Stored dataset items:

★ ★ ★ ★ ★ ★ ★

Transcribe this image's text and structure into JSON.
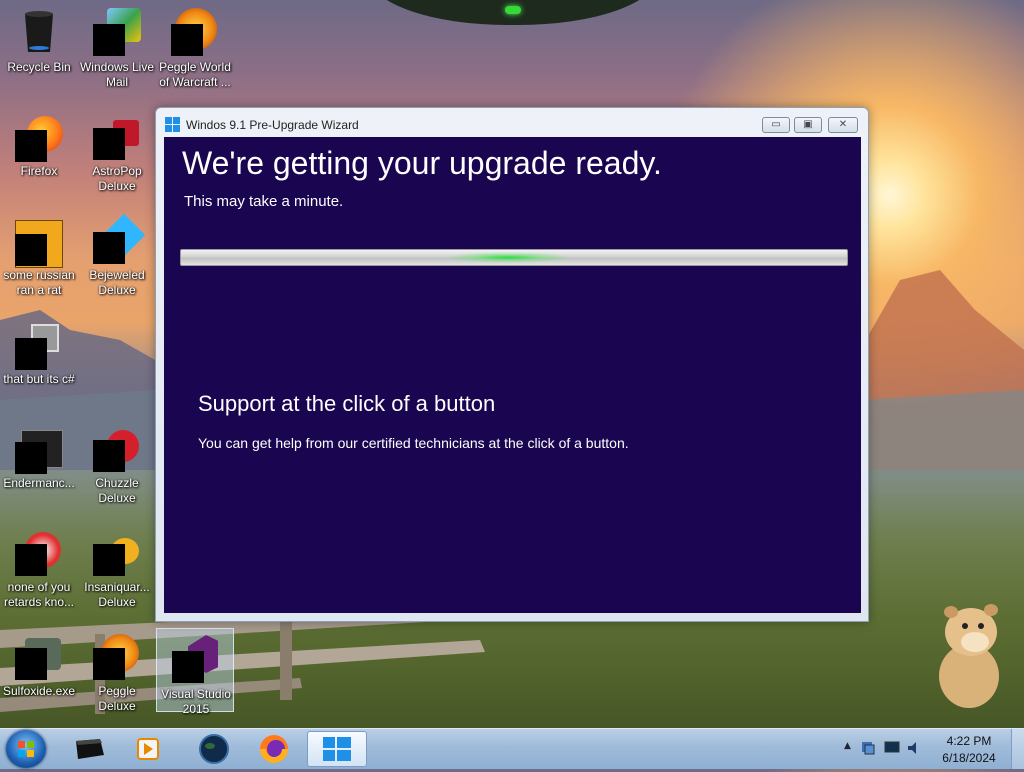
{
  "desktop": {
    "icons": [
      {
        "label": "Recycle Bin",
        "icon": "recycle-bin-icon"
      },
      {
        "label": "Windows Live Mail",
        "icon": "windows-live-mail-icon"
      },
      {
        "label": "Peggle World of Warcraft ...",
        "icon": "peggle-wow-icon"
      },
      {
        "label": "Firefox",
        "icon": "firefox-icon"
      },
      {
        "label": "AstroPop Deluxe",
        "icon": "astropop-icon"
      },
      {
        "label": "some russian ran a rat",
        "icon": "app-icon"
      },
      {
        "label": "Bejeweled Deluxe",
        "icon": "bejeweled-icon"
      },
      {
        "label": "that but its c#",
        "icon": "app-icon"
      },
      {
        "label": "Endermanc...",
        "icon": "app-icon"
      },
      {
        "label": "Chuzzle Deluxe",
        "icon": "chuzzle-icon"
      },
      {
        "label": "none of you retards kno...",
        "icon": "app-icon"
      },
      {
        "label": "Insaniquar... Deluxe",
        "icon": "insaniquarium-icon"
      },
      {
        "label": "Sulfoxide.exe",
        "icon": "app-icon"
      },
      {
        "label": "Peggle Deluxe",
        "icon": "peggle-icon"
      },
      {
        "label": "Visual Studio 2015",
        "icon": "visual-studio-icon"
      }
    ]
  },
  "window": {
    "title": "Windos 9.1 Pre-Upgrade Wizard",
    "minimize": "▭",
    "maximize": "▣",
    "close": "✕",
    "headline": "We're getting your upgrade ready.",
    "subtext": "This may take a minute.",
    "support_title": "Support at the click of a button",
    "support_text": "You can get help from our certified technicians at the click of a button."
  },
  "taskbar": {
    "items": [
      "start-orb",
      "terminal-icon",
      "media-player-icon",
      "earth-icon",
      "firefox-icon",
      "windows-logo-icon"
    ],
    "clock_time": "4:22 PM",
    "clock_date": "6/18/2024",
    "tray_arrow": "▲"
  },
  "colors": {
    "wizard_bg": "#1a0550",
    "progress_glow": "#28dc3c"
  }
}
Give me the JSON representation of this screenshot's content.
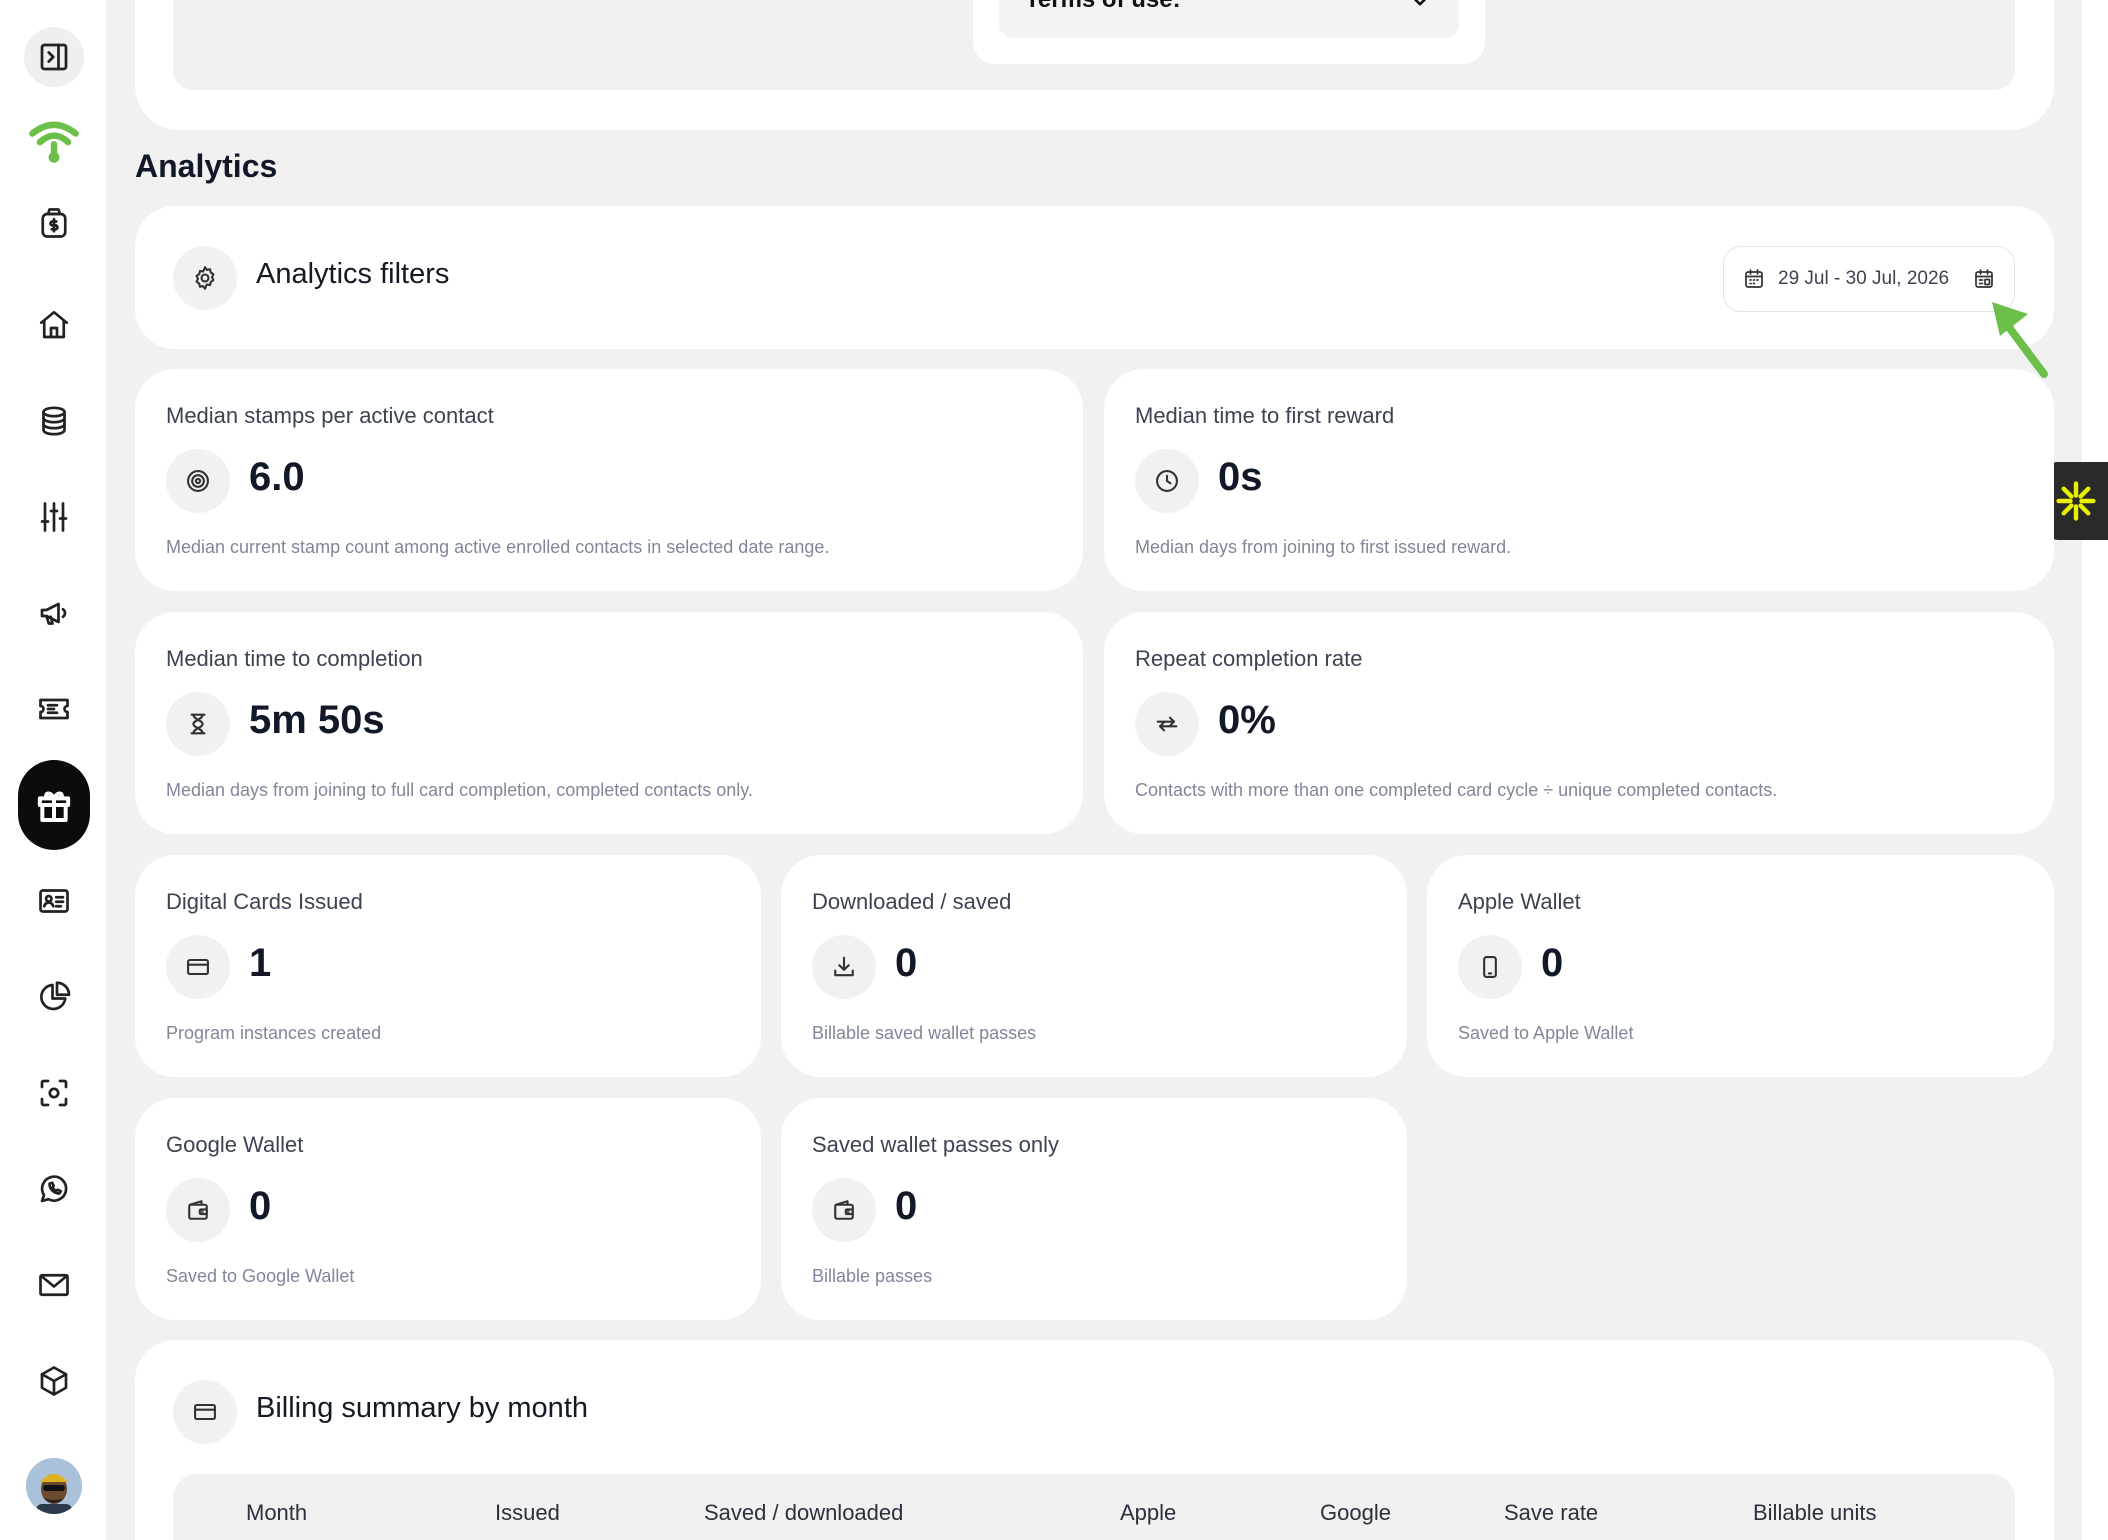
{
  "sidebar": {
    "items": [
      {
        "name": "sidebar-toggle-icon"
      },
      {
        "name": "wifi-logo-icon"
      },
      {
        "name": "money-bag-icon"
      },
      {
        "name": "home-icon"
      },
      {
        "name": "database-icon"
      },
      {
        "name": "sliders-icon"
      },
      {
        "name": "megaphone-icon"
      },
      {
        "name": "ticket-icon"
      },
      {
        "name": "gift-icon",
        "active": true
      },
      {
        "name": "id-card-icon"
      },
      {
        "name": "pie-chart-icon"
      },
      {
        "name": "scan-icon"
      },
      {
        "name": "whatsapp-icon"
      },
      {
        "name": "mail-icon"
      },
      {
        "name": "box-icon"
      }
    ],
    "avatar_icon": "user-avatar"
  },
  "top": {
    "terms_label": "Terms of use:"
  },
  "analytics": {
    "title": "Analytics",
    "filters_title": "Analytics filters",
    "date_range": "29 Jul - 30 Jul, 2026"
  },
  "cards": {
    "median_stamps": {
      "title": "Median stamps per active contact",
      "value": "6.0",
      "desc": "Median current stamp count among active enrolled contacts in selected date range.",
      "icon": "target-icon"
    },
    "time_first_reward": {
      "title": "Median time to first reward",
      "value": "0s",
      "desc": "Median days from joining to first issued reward.",
      "icon": "clock-icon"
    },
    "time_completion": {
      "title": "Median time to completion",
      "value": "5m 50s",
      "desc": "Median days from joining to full card completion, completed contacts only.",
      "icon": "hourglass-icon"
    },
    "repeat_rate": {
      "title": "Repeat completion rate",
      "value": "0%",
      "desc": "Contacts with more than one completed card cycle ÷ unique completed contacts.",
      "icon": "repeat-icon"
    },
    "cards_issued": {
      "title": "Digital Cards Issued",
      "value": "1",
      "desc": "Program instances created",
      "icon": "credit-card-icon"
    },
    "downloaded": {
      "title": "Downloaded / saved",
      "value": "0",
      "desc": "Billable saved wallet passes",
      "icon": "download-icon"
    },
    "apple_wallet": {
      "title": "Apple Wallet",
      "value": "0",
      "desc": "Saved to Apple Wallet",
      "icon": "phone-icon"
    },
    "google_wallet": {
      "title": "Google Wallet",
      "value": "0",
      "desc": "Saved to Google Wallet",
      "icon": "wallet-icon"
    },
    "saved_only": {
      "title": "Saved wallet passes only",
      "value": "0",
      "desc": "Billable passes",
      "icon": "wallet-icon"
    }
  },
  "billing": {
    "title": "Billing summary by month",
    "columns": [
      "Month",
      "Issued",
      "Saved / downloaded",
      "Apple",
      "Google",
      "Save rate",
      "Billable units"
    ]
  },
  "colors": {
    "accent_green": "#6cc04a",
    "spark_yellow": "#e8f000",
    "background": "#f1f1f1"
  }
}
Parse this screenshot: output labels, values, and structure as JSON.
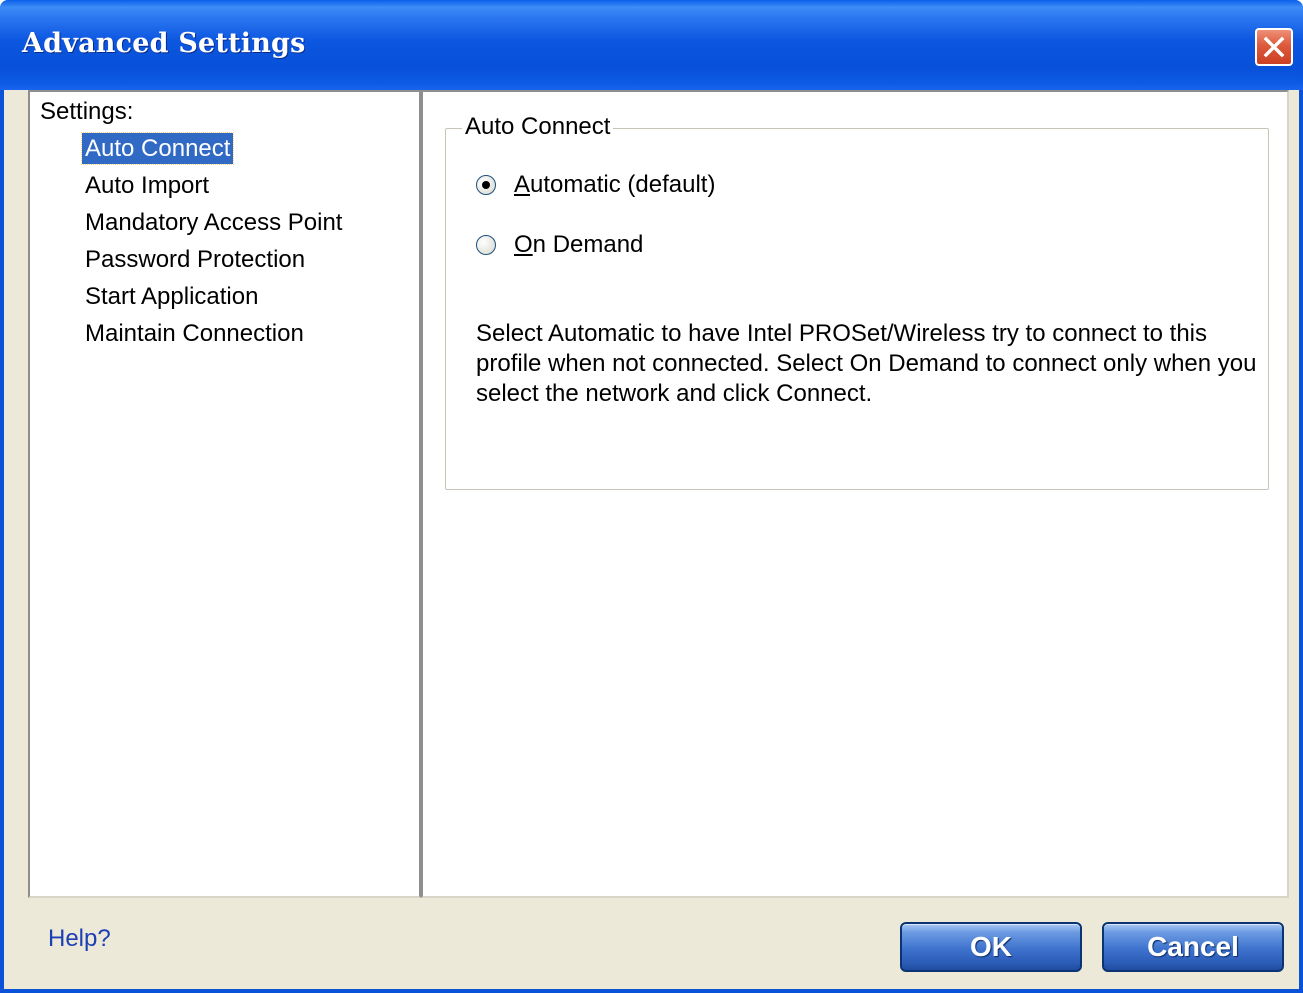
{
  "window": {
    "title": "Advanced Settings"
  },
  "settings_list": {
    "header": "Settings:",
    "items": [
      {
        "label": "Auto Connect",
        "selected": true
      },
      {
        "label": "Auto Import",
        "selected": false
      },
      {
        "label": "Mandatory Access Point",
        "selected": false
      },
      {
        "label": "Password Protection",
        "selected": false
      },
      {
        "label": "Start Application",
        "selected": false
      },
      {
        "label": "Maintain Connection",
        "selected": false
      }
    ]
  },
  "auto_connect": {
    "group_title": "Auto Connect",
    "options": [
      {
        "accel": "A",
        "rest": "utomatic (default)",
        "checked": true
      },
      {
        "accel": "O",
        "rest": "n Demand",
        "checked": false
      }
    ],
    "description": "Select Automatic to have Intel PROSet/Wireless try to connect to this profile when not connected. Select On Demand to connect only when you select the network and click Connect."
  },
  "footer": {
    "help_label": "Help?",
    "ok_label": "OK",
    "cancel_label": "Cancel"
  },
  "colors": {
    "titlebar": "#0c57e0",
    "selection": "#316ac5",
    "dialog_bg": "#ece9d8",
    "help_link": "#1d3fb5"
  },
  "icons": {
    "close": "close-icon"
  }
}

★ ★ ★ ★ ★ ★ ★

Say how many lines in the records contain the string "passes", and say nothing else.

--- RIGHT ANSWER ---
3